● Short exercise
Transcribe all the entries word for word, omitting any pictures they contain.

● Dataset records

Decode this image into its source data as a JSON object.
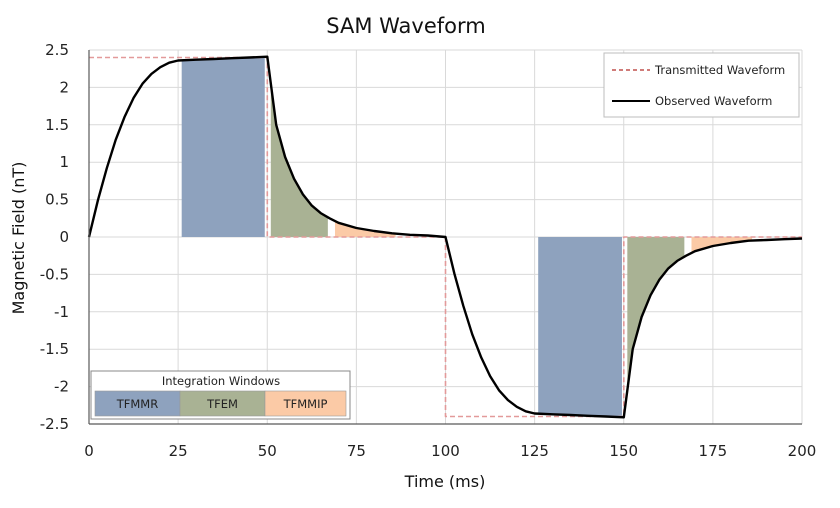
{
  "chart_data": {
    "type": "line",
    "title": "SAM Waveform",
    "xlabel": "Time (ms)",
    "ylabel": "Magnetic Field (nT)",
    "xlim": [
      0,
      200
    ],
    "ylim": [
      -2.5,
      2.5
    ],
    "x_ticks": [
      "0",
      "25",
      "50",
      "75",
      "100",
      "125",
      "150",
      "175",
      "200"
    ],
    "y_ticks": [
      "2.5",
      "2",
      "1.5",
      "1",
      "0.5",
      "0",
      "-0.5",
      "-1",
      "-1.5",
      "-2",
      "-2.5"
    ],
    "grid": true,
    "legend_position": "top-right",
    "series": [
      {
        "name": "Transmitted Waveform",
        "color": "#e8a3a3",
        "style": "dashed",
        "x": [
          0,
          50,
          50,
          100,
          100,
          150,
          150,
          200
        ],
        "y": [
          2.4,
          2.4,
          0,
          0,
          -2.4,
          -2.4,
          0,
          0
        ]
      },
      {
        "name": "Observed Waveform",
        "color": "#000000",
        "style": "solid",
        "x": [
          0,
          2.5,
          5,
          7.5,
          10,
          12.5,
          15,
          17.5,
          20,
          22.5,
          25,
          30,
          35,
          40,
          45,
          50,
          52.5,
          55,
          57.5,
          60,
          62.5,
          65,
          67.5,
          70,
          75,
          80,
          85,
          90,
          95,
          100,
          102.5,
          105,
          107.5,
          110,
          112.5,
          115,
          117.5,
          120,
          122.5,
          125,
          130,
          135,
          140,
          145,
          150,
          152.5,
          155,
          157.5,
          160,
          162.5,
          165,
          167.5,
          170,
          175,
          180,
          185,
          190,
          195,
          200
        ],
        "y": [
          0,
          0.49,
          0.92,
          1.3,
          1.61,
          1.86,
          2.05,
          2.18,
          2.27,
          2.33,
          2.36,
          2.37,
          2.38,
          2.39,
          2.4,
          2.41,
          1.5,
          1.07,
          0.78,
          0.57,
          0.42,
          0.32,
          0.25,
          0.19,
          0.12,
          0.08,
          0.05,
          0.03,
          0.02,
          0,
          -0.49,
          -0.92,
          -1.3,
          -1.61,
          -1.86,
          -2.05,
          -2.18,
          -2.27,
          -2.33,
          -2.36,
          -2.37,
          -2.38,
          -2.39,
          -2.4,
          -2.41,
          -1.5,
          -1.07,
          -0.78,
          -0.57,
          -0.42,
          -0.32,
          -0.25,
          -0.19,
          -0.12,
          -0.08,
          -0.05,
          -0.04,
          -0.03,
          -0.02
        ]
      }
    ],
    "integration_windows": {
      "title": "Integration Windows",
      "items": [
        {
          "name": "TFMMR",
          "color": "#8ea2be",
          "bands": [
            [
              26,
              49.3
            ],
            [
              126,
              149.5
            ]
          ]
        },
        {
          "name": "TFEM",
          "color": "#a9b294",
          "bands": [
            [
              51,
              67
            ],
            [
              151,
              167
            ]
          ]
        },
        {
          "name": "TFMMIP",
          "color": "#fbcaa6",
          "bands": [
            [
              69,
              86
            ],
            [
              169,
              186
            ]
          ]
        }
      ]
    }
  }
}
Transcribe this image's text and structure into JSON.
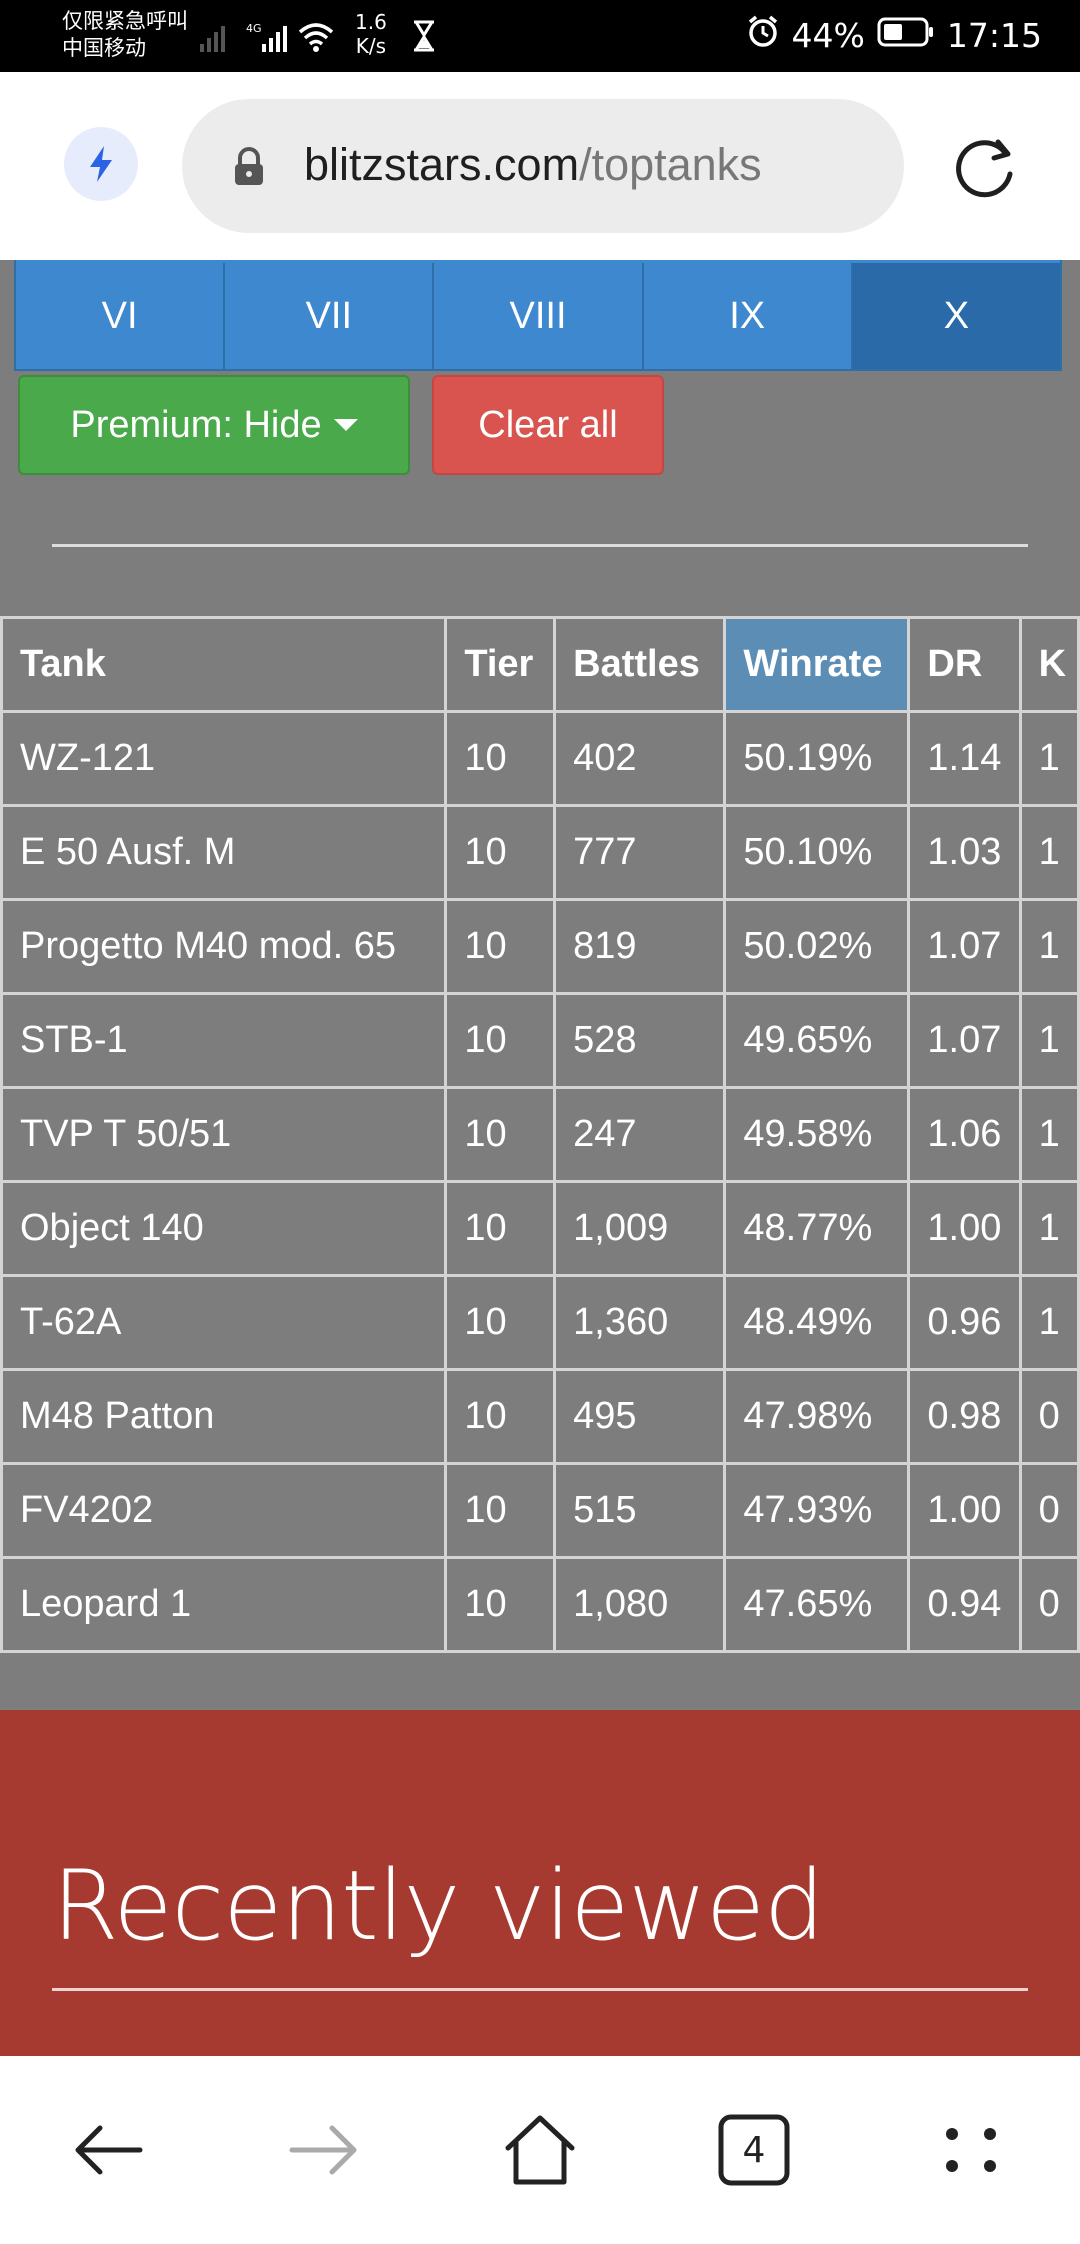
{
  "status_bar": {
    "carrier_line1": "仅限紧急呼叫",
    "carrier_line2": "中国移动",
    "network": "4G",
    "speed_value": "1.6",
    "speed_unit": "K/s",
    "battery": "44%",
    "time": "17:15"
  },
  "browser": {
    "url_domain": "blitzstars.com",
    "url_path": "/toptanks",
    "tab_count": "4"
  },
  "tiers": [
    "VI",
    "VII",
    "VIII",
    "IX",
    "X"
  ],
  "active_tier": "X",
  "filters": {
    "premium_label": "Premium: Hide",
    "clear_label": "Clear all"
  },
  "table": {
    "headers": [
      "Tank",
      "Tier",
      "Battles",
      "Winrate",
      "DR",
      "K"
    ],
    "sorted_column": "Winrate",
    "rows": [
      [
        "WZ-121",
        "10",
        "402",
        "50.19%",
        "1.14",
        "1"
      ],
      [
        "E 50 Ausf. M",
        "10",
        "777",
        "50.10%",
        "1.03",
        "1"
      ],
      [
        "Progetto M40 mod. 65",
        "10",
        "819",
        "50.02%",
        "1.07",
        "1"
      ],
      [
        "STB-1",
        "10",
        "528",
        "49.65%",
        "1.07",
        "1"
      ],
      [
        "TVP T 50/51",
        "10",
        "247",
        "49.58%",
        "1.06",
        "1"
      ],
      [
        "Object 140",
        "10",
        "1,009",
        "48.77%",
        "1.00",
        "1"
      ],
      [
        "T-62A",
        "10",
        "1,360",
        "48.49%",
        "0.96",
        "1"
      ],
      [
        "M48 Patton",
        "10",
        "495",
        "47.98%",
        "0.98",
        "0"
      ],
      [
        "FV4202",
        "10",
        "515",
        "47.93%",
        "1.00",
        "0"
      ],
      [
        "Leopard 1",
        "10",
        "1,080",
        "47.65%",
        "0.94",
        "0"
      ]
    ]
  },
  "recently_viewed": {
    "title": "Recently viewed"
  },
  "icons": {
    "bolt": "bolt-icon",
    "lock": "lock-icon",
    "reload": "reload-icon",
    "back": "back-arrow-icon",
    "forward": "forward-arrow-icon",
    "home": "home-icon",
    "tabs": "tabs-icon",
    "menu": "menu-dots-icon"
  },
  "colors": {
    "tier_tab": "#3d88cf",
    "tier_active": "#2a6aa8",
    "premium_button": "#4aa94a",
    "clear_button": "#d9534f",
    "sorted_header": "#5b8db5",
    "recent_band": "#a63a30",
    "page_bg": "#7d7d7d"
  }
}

● Result below
Decode this image into its source data as a JSON object.
{
  "chart_data": {
    "type": "line",
    "title": "SAM Waveform",
    "xlabel": "Time (ms)",
    "ylabel": "Magnetic Field (nT)",
    "xlim": [
      0,
      200
    ],
    "ylim": [
      -2.5,
      2.5
    ],
    "x_ticks": [
      "0",
      "25",
      "50",
      "75",
      "100",
      "125",
      "150",
      "175",
      "200"
    ],
    "y_ticks": [
      "2.5",
      "2",
      "1.5",
      "1",
      "0.5",
      "0",
      "-0.5",
      "-1",
      "-1.5",
      "-2",
      "-2.5"
    ],
    "grid": true,
    "legend_position": "top-right",
    "series": [
      {
        "name": "Transmitted Waveform",
        "color": "#e8a3a3",
        "style": "dashed",
        "x": [
          0,
          50,
          50,
          100,
          100,
          150,
          150,
          200
        ],
        "y": [
          2.4,
          2.4,
          0,
          0,
          -2.4,
          -2.4,
          0,
          0
        ]
      },
      {
        "name": "Observed Waveform",
        "color": "#000000",
        "style": "solid",
        "x": [
          0,
          2.5,
          5,
          7.5,
          10,
          12.5,
          15,
          17.5,
          20,
          22.5,
          25,
          30,
          35,
          40,
          45,
          50,
          52.5,
          55,
          57.5,
          60,
          62.5,
          65,
          67.5,
          70,
          75,
          80,
          85,
          90,
          95,
          100,
          102.5,
          105,
          107.5,
          110,
          112.5,
          115,
          117.5,
          120,
          122.5,
          125,
          130,
          135,
          140,
          145,
          150,
          152.5,
          155,
          157.5,
          160,
          162.5,
          165,
          167.5,
          170,
          175,
          180,
          185,
          190,
          195,
          200
        ],
        "y": [
          0,
          0.49,
          0.92,
          1.3,
          1.61,
          1.86,
          2.05,
          2.18,
          2.27,
          2.33,
          2.36,
          2.37,
          2.38,
          2.39,
          2.4,
          2.41,
          1.5,
          1.07,
          0.78,
          0.57,
          0.42,
          0.32,
          0.25,
          0.19,
          0.12,
          0.08,
          0.05,
          0.03,
          0.02,
          0,
          -0.49,
          -0.92,
          -1.3,
          -1.61,
          -1.86,
          -2.05,
          -2.18,
          -2.27,
          -2.33,
          -2.36,
          -2.37,
          -2.38,
          -2.39,
          -2.4,
          -2.41,
          -1.5,
          -1.07,
          -0.78,
          -0.57,
          -0.42,
          -0.32,
          -0.25,
          -0.19,
          -0.12,
          -0.08,
          -0.05,
          -0.04,
          -0.03,
          -0.02
        ]
      }
    ],
    "integration_windows": {
      "title": "Integration Windows",
      "items": [
        {
          "name": "TFMMR",
          "color": "#8ea2be",
          "bands": [
            [
              26,
              49.3
            ],
            [
              126,
              149.5
            ]
          ]
        },
        {
          "name": "TFEM",
          "color": "#a9b294",
          "bands": [
            [
              51,
              67
            ],
            [
              151,
              167
            ]
          ]
        },
        {
          "name": "TFMMIP",
          "color": "#fbcaa6",
          "bands": [
            [
              69,
              86
            ],
            [
              169,
              186
            ]
          ]
        }
      ]
    }
  }
}
Transcribe this image's text and structure into JSON.
{
  "status_bar": {
    "carrier_line1": "仅限紧急呼叫",
    "carrier_line2": "中国移动",
    "network": "4G",
    "speed_value": "1.6",
    "speed_unit": "K/s",
    "battery": "44%",
    "time": "17:15"
  },
  "browser": {
    "url_domain": "blitzstars.com",
    "url_path": "/toptanks",
    "tab_count": "4"
  },
  "tiers": [
    "VI",
    "VII",
    "VIII",
    "IX",
    "X"
  ],
  "active_tier": "X",
  "filters": {
    "premium_label": "Premium: Hide",
    "clear_label": "Clear all"
  },
  "table": {
    "headers": [
      "Tank",
      "Tier",
      "Battles",
      "Winrate",
      "DR",
      "K"
    ],
    "sorted_column": "Winrate",
    "rows": [
      [
        "WZ-121",
        "10",
        "402",
        "50.19%",
        "1.14",
        "1"
      ],
      [
        "E 50 Ausf. M",
        "10",
        "777",
        "50.10%",
        "1.03",
        "1"
      ],
      [
        "Progetto M40 mod. 65",
        "10",
        "819",
        "50.02%",
        "1.07",
        "1"
      ],
      [
        "STB-1",
        "10",
        "528",
        "49.65%",
        "1.07",
        "1"
      ],
      [
        "TVP T 50/51",
        "10",
        "247",
        "49.58%",
        "1.06",
        "1"
      ],
      [
        "Object 140",
        "10",
        "1,009",
        "48.77%",
        "1.00",
        "1"
      ],
      [
        "T-62A",
        "10",
        "1,360",
        "48.49%",
        "0.96",
        "1"
      ],
      [
        "M48 Patton",
        "10",
        "495",
        "47.98%",
        "0.98",
        "0"
      ],
      [
        "FV4202",
        "10",
        "515",
        "47.93%",
        "1.00",
        "0"
      ],
      [
        "Leopard 1",
        "10",
        "1,080",
        "47.65%",
        "0.94",
        "0"
      ]
    ]
  },
  "recently_viewed": {
    "title": "Recently viewed"
  },
  "icons": {
    "bolt": "bolt-icon",
    "lock": "lock-icon",
    "reload": "reload-icon",
    "back": "back-arrow-icon",
    "forward": "forward-arrow-icon",
    "home": "home-icon",
    "tabs": "tabs-icon",
    "menu": "menu-dots-icon"
  },
  "colors": {
    "tier_tab": "#3d88cf",
    "tier_active": "#2a6aa8",
    "premium_button": "#4aa94a",
    "clear_button": "#d9534f",
    "sorted_header": "#5b8db5",
    "recent_band": "#a63a30",
    "page_bg": "#7d7d7d"
  }
}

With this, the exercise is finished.